Brief
List all lines in the material below that contain "nudge".

Dataset entries
■ ■ ■
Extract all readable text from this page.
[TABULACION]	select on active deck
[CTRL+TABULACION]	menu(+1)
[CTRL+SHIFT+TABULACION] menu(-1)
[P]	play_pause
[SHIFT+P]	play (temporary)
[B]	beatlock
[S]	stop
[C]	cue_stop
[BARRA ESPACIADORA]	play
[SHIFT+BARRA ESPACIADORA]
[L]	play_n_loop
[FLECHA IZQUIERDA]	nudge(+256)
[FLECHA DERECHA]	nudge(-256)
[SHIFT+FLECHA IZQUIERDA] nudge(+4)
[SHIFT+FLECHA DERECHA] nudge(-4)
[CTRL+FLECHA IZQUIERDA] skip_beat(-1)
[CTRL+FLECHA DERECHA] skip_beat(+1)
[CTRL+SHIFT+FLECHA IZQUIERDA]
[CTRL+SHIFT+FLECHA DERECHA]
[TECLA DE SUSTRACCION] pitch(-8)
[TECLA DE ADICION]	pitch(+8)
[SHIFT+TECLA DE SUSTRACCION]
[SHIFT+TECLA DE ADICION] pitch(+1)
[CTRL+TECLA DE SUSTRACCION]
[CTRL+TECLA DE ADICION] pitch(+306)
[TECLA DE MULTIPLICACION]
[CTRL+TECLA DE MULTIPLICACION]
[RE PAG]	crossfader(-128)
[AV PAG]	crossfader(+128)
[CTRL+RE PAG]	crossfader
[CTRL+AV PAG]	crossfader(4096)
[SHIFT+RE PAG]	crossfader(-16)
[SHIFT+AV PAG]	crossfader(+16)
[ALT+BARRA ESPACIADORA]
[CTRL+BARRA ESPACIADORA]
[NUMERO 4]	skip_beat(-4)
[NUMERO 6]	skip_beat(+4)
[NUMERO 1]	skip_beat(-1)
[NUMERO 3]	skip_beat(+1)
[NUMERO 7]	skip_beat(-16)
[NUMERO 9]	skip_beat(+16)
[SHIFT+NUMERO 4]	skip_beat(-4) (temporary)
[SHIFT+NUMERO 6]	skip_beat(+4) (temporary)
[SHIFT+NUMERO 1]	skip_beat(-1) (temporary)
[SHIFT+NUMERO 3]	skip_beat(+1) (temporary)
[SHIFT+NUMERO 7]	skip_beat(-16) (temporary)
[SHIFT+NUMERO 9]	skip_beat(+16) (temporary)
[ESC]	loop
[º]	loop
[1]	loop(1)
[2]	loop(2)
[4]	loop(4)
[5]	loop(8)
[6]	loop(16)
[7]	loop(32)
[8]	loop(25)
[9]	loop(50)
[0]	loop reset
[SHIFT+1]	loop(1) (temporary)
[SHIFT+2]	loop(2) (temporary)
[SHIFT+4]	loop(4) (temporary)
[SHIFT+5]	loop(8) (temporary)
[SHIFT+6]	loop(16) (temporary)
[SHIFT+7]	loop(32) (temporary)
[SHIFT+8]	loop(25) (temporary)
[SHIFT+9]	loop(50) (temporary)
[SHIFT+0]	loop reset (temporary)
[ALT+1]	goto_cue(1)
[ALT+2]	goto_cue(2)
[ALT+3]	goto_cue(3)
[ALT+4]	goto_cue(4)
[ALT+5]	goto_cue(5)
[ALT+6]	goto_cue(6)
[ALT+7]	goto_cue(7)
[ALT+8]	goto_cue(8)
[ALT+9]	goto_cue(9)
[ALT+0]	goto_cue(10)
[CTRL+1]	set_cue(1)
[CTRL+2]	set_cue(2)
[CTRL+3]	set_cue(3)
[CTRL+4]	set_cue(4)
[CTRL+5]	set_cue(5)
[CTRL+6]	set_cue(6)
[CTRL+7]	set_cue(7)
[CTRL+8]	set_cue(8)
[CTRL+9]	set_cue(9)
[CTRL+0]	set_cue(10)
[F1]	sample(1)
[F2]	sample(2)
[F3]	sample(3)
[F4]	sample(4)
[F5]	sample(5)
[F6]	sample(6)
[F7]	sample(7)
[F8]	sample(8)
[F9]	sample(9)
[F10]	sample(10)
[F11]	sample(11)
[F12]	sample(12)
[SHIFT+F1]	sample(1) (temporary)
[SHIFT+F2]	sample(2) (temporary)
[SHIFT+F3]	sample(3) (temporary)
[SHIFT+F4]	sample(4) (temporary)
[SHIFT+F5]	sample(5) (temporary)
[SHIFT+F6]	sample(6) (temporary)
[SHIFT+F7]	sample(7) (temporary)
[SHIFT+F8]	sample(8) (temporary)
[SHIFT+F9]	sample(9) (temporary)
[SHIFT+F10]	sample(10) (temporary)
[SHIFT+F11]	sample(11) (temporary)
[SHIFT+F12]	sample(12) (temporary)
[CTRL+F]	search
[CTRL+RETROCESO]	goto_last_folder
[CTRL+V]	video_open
■ ■ ■
Output
[FLECHA IZQUIERDA]	nudge(+256)
[FLECHA DERECHA]	nudge(-256)
[SHIFT+FLECHA IZQUIERDA] nudge(+4)
[SHIFT+FLECHA DERECHA] nudge(-4)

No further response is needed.